Stored dataset items
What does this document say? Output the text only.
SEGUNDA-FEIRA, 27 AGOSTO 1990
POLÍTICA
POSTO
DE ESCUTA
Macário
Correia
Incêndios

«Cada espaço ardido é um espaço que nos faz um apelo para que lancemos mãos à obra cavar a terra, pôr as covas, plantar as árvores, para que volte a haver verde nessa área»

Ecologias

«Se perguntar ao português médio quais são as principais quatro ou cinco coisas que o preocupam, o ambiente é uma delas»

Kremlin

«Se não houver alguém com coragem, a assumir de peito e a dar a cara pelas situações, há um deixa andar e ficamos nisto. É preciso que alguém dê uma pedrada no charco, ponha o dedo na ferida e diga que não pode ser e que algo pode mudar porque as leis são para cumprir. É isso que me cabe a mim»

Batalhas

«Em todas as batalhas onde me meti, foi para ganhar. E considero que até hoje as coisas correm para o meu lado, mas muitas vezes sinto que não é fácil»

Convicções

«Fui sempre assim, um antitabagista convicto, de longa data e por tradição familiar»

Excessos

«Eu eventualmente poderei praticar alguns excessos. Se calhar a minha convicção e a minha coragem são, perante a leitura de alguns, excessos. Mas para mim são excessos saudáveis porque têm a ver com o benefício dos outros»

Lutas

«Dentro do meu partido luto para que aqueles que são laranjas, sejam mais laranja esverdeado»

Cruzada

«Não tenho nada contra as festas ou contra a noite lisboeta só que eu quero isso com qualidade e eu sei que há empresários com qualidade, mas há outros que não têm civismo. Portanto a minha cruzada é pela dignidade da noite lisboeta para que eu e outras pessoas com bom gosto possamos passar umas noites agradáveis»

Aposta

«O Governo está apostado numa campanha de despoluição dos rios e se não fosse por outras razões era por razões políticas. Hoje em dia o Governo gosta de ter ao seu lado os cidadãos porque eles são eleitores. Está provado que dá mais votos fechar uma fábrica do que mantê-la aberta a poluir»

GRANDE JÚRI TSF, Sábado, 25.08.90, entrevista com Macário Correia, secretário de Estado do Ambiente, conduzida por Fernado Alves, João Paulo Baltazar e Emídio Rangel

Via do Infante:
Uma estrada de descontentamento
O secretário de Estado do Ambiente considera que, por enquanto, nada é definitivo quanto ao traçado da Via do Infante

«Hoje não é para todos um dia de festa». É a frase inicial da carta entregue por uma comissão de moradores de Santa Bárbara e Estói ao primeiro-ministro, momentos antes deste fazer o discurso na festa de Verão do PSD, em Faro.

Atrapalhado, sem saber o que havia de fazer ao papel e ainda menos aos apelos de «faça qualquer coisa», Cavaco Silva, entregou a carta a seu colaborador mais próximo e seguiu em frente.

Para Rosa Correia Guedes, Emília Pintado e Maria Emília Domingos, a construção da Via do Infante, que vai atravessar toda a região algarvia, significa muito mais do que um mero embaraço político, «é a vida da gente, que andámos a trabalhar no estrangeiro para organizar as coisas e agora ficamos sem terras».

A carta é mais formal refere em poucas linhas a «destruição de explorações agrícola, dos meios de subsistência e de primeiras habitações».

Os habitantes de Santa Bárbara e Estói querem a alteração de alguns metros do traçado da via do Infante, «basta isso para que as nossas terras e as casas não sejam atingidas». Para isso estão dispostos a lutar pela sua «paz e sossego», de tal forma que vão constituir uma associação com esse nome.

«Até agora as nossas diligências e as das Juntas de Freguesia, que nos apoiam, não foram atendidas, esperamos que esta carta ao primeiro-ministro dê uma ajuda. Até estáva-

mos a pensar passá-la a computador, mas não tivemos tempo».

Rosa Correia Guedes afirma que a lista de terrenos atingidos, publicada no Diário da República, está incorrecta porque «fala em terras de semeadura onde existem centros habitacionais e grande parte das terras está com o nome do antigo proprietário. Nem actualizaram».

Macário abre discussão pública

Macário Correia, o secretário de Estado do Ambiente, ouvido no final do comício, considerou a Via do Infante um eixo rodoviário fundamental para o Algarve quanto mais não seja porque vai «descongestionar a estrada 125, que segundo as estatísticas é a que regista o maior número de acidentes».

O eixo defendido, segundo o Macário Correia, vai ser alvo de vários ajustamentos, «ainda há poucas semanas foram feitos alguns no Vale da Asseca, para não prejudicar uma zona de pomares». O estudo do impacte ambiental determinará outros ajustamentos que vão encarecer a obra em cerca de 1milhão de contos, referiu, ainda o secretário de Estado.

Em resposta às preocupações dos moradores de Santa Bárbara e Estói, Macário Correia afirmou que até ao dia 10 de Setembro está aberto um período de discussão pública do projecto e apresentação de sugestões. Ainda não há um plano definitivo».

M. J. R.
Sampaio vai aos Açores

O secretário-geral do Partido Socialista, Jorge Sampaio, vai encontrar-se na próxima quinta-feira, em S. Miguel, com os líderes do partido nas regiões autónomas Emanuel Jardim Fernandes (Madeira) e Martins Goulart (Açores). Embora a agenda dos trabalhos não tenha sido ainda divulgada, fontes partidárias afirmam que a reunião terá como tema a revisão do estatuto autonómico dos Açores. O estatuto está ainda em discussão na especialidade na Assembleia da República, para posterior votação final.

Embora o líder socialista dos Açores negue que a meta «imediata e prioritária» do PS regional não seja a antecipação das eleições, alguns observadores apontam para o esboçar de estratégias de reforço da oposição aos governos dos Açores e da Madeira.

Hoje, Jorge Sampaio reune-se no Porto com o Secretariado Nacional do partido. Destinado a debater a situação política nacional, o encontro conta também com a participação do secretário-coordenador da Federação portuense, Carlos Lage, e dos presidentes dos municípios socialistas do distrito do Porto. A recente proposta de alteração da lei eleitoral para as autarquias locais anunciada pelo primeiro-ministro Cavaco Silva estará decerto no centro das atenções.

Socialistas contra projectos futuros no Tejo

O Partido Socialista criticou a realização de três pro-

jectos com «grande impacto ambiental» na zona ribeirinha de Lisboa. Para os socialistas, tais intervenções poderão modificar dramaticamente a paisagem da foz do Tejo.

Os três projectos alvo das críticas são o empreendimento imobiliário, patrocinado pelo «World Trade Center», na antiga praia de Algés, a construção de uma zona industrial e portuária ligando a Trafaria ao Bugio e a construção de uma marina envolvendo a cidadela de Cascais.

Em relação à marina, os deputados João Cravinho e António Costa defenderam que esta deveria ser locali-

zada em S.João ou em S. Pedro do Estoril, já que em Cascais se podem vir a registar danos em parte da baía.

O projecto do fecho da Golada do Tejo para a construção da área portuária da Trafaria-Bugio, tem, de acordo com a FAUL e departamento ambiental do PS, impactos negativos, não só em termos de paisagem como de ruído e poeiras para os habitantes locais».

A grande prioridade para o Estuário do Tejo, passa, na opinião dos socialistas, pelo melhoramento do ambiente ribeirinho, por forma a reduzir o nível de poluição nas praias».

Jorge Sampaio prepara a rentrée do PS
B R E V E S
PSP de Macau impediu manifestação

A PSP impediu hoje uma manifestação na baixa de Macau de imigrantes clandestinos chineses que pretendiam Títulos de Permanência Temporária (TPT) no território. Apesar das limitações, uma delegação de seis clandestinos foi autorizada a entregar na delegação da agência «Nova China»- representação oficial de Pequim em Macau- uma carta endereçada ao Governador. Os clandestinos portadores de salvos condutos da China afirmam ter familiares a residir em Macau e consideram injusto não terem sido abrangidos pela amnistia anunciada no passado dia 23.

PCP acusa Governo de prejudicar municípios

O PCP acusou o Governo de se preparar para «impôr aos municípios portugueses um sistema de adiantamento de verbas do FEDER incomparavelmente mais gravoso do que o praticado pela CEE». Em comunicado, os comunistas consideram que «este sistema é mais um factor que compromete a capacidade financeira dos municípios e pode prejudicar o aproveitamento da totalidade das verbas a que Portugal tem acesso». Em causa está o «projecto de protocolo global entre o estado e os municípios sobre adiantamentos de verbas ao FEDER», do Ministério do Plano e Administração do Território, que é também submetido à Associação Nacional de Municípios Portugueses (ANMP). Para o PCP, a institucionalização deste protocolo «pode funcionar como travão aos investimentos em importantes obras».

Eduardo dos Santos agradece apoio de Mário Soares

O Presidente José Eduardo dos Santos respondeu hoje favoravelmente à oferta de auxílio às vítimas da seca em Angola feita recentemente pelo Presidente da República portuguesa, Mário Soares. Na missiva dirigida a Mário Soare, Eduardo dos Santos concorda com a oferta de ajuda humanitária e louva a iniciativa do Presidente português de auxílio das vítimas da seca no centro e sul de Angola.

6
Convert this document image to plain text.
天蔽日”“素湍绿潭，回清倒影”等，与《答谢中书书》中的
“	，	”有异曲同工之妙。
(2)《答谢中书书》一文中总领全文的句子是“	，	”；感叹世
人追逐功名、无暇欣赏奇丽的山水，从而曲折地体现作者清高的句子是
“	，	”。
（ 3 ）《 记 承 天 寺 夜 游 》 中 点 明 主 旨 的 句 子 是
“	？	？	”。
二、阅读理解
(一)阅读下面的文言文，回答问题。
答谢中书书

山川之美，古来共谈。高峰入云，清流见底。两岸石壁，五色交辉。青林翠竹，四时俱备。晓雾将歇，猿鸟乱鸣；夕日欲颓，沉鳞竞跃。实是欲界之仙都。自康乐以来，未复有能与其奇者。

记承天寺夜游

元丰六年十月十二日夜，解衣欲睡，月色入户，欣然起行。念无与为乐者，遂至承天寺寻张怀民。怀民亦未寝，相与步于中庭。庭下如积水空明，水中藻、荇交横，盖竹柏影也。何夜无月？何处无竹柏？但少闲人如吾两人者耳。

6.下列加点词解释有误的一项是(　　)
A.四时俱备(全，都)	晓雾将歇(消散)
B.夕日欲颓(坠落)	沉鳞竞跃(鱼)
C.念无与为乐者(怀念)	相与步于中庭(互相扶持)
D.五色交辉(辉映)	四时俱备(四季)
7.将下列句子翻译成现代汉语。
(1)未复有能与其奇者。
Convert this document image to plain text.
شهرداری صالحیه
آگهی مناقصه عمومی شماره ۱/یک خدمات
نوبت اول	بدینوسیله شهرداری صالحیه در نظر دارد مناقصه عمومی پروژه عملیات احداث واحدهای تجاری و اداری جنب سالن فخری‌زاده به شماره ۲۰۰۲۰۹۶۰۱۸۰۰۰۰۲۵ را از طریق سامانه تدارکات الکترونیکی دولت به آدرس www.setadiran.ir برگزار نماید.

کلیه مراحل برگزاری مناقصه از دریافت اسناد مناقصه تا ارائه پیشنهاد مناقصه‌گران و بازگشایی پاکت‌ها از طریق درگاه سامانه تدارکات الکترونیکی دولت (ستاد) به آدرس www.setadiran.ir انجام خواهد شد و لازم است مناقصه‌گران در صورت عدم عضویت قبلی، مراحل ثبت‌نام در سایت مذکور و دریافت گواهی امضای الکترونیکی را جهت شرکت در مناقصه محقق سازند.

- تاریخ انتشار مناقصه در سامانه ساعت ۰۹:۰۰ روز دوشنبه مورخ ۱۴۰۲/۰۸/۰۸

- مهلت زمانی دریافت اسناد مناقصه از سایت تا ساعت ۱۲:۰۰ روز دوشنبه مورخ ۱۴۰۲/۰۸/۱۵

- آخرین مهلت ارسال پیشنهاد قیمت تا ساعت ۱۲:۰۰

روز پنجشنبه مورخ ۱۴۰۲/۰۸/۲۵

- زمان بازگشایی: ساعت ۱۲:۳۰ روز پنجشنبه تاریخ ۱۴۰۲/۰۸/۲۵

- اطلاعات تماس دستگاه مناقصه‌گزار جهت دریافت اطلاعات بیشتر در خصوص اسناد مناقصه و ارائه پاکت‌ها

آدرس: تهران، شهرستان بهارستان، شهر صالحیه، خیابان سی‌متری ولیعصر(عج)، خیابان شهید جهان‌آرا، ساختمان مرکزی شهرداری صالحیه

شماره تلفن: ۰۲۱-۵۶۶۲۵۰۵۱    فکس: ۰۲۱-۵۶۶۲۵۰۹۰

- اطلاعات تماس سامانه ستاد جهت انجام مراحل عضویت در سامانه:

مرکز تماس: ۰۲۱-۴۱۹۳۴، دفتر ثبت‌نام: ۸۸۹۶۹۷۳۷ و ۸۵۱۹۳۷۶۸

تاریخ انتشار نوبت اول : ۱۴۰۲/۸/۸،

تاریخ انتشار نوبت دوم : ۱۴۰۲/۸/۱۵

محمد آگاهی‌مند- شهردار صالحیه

Problem description ▸
Find how many of the lines above have the word "paisagem" in them. State only that number.

Right answer ▸
2